╭─ Materials provided

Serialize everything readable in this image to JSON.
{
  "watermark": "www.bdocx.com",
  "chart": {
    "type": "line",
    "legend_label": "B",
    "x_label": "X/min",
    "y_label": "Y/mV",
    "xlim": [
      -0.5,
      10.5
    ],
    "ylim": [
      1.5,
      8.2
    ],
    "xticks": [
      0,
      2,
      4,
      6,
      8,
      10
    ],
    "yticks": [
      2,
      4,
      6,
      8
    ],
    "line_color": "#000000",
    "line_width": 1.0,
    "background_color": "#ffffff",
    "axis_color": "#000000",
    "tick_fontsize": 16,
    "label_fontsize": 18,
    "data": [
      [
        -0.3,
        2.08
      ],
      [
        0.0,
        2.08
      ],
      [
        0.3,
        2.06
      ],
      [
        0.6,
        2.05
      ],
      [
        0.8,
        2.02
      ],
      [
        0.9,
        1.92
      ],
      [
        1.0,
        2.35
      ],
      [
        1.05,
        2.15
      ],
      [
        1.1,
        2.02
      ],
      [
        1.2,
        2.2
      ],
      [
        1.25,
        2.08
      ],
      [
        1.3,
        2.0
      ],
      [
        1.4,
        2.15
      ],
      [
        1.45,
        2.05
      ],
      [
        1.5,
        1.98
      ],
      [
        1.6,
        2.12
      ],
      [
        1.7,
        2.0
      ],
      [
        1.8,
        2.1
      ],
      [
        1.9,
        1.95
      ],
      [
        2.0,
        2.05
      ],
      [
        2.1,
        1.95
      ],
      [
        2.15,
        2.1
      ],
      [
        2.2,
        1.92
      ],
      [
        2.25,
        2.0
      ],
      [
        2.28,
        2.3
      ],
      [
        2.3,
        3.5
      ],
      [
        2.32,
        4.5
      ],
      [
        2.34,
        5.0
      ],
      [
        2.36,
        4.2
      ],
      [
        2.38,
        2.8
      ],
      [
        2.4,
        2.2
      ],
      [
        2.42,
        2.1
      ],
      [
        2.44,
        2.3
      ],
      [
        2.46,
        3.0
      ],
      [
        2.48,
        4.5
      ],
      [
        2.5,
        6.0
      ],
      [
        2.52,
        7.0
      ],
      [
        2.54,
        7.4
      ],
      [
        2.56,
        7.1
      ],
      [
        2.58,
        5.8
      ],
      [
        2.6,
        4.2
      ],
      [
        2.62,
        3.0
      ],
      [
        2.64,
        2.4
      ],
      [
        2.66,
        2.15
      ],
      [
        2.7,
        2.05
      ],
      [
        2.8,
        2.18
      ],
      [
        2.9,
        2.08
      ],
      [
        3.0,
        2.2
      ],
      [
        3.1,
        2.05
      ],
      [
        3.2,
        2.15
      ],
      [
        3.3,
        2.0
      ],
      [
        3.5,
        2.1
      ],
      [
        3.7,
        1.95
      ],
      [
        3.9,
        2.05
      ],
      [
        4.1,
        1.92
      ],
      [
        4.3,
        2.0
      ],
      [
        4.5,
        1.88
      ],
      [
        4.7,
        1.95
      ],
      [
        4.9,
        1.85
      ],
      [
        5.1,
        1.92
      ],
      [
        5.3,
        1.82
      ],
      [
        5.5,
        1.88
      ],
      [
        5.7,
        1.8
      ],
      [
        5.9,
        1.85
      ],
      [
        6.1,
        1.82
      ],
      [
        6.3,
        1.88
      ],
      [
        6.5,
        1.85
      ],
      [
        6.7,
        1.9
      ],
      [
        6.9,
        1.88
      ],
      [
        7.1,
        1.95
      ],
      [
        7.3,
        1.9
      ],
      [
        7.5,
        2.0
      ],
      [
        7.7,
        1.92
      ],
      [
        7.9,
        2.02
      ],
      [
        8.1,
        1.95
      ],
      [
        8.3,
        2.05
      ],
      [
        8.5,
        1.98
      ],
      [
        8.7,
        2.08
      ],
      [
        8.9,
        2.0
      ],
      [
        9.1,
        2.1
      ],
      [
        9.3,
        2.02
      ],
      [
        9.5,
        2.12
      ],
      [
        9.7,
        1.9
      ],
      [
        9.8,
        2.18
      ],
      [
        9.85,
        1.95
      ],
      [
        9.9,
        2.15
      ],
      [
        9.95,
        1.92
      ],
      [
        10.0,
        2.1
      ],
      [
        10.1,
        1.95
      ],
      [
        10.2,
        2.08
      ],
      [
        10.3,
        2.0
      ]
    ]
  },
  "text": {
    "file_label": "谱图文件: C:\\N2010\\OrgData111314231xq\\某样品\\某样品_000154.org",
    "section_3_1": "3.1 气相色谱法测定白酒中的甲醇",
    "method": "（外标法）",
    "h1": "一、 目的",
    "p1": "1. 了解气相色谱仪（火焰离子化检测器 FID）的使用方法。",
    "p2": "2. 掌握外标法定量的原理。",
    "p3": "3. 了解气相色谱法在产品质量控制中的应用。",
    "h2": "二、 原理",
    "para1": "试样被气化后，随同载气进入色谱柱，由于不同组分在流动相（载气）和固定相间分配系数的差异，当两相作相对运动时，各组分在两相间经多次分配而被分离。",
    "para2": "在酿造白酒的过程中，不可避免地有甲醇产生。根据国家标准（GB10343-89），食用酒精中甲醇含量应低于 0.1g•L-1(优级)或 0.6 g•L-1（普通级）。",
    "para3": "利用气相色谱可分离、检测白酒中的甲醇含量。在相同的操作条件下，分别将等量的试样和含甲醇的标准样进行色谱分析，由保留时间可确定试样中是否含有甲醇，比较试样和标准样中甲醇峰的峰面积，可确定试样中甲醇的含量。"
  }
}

╰─

> Short exercise
Every line of the material must be returned exactly as it appears.

> Task answer
Serialize everything readable in this image to JSON.
{
  "watermark": "www.bdocx.com",
  "chart": {
    "type": "line",
    "legend_label": "B",
    "x_label": "X/min",
    "y_label": "Y/mV",
    "xlim": [
      -0.5,
      10.5
    ],
    "ylim": [
      1.5,
      8.2
    ],
    "xticks": [
      0,
      2,
      4,
      6,
      8,
      10
    ],
    "yticks": [
      2,
      4,
      6,
      8
    ],
    "line_color": "#000000",
    "line_width": 1.0,
    "background_color": "#ffffff",
    "axis_color": "#000000",
    "tick_fontsize": 16,
    "label_fontsize": 18,
    "data": [
      [
        -0.3,
        2.08
      ],
      [
        0.0,
        2.08
      ],
      [
        0.3,
        2.06
      ],
      [
        0.6,
        2.05
      ],
      [
        0.8,
        2.02
      ],
      [
        0.9,
        1.92
      ],
      [
        1.0,
        2.35
      ],
      [
        1.05,
        2.15
      ],
      [
        1.1,
        2.02
      ],
      [
        1.2,
        2.2
      ],
      [
        1.25,
        2.08
      ],
      [
        1.3,
        2.0
      ],
      [
        1.4,
        2.15
      ],
      [
        1.45,
        2.05
      ],
      [
        1.5,
        1.98
      ],
      [
        1.6,
        2.12
      ],
      [
        1.7,
        2.0
      ],
      [
        1.8,
        2.1
      ],
      [
        1.9,
        1.95
      ],
      [
        2.0,
        2.05
      ],
      [
        2.1,
        1.95
      ],
      [
        2.15,
        2.1
      ],
      [
        2.2,
        1.92
      ],
      [
        2.25,
        2.0
      ],
      [
        2.28,
        2.3
      ],
      [
        2.3,
        3.5
      ],
      [
        2.32,
        4.5
      ],
      [
        2.34,
        5.0
      ],
      [
        2.36,
        4.2
      ],
      [
        2.38,
        2.8
      ],
      [
        2.4,
        2.2
      ],
      [
        2.42,
        2.1
      ],
      [
        2.44,
        2.3
      ],
      [
        2.46,
        3.0
      ],
      [
        2.48,
        4.5
      ],
      [
        2.5,
        6.0
      ],
      [
        2.52,
        7.0
      ],
      [
        2.54,
        7.4
      ],
      [
        2.56,
        7.1
      ],
      [
        2.58,
        5.8
      ],
      [
        2.6,
        4.2
      ],
      [
        2.62,
        3.0
      ],
      [
        2.64,
        2.4
      ],
      [
        2.66,
        2.15
      ],
      [
        2.7,
        2.05
      ],
      [
        2.8,
        2.18
      ],
      [
        2.9,
        2.08
      ],
      [
        3.0,
        2.2
      ],
      [
        3.1,
        2.05
      ],
      [
        3.2,
        2.15
      ],
      [
        3.3,
        2.0
      ],
      [
        3.5,
        2.1
      ],
      [
        3.7,
        1.95
      ],
      [
        3.9,
        2.05
      ],
      [
        4.1,
        1.92
      ],
      [
        4.3,
        2.0
      ],
      [
        4.5,
        1.88
      ],
      [
        4.7,
        1.95
      ],
      [
        4.9,
        1.85
      ],
      [
        5.1,
        1.92
      ],
      [
        5.3,
        1.82
      ],
      [
        5.5,
        1.88
      ],
      [
        5.7,
        1.8
      ],
      [
        5.9,
        1.85
      ],
      [
        6.1,
        1.82
      ],
      [
        6.3,
        1.88
      ],
      [
        6.5,
        1.85
      ],
      [
        6.7,
        1.9
      ],
      [
        6.9,
        1.88
      ],
      [
        7.1,
        1.95
      ],
      [
        7.3,
        1.9
      ],
      [
        7.5,
        2.0
      ],
      [
        7.7,
        1.92
      ],
      [
        7.9,
        2.02
      ],
      [
        8.1,
        1.95
      ],
      [
        8.3,
        2.05
      ],
      [
        8.5,
        1.98
      ],
      [
        8.7,
        2.08
      ],
      [
        8.9,
        2.0
      ],
      [
        9.1,
        2.1
      ],
      [
        9.3,
        2.02
      ],
      [
        9.5,
        2.12
      ],
      [
        9.7,
        1.9
      ],
      [
        9.8,
        2.18
      ],
      [
        9.85,
        1.95
      ],
      [
        9.9,
        2.15
      ],
      [
        9.95,
        1.92
      ],
      [
        10.0,
        2.1
      ],
      [
        10.1,
        1.95
      ],
      [
        10.2,
        2.08
      ],
      [
        10.3,
        2.0
      ]
    ]
  },
  "text": {
    "file_label": "谱图文件: C:\\N2010\\OrgData111314231xq\\某样品\\某样品_000154.org",
    "section_3_1": "3.1 气相色谱法测定白酒中的甲醇",
    "method": "（外标法）",
    "h1": "一、 目的",
    "p1": "1. 了解气相色谱仪（火焰离子化检测器 FID）的使用方法。",
    "p2": "2. 掌握外标法定量的原理。",
    "p3": "3. 了解气相色谱法在产品质量控制中的应用。",
    "h2": "二、 原理",
    "para1": "试样被气化后，随同载气进入色谱柱，由于不同组分在流动相（载气）和固定相间分配系数的差异，当两相作相对运动时，各组分在两相间经多次分配而被分离。",
    "para2": "在酿造白酒的过程中，不可避免地有甲醇产生。根据国家标准（GB10343-89），食用酒精中甲醇含量应低于 0.1g•L-1(优级)或 0.6 g•L-1（普通级）。",
    "para3": "利用气相色谱可分离、检测白酒中的甲醇含量。在相同的操作条件下，分别将等量的试样和含甲醇的标准样进行色谱分析，由保留时间可确定试样中是否含有甲醇，比较试样和标准样中甲醇峰的峰面积，可确定试样中甲醇的含量。"
  }
}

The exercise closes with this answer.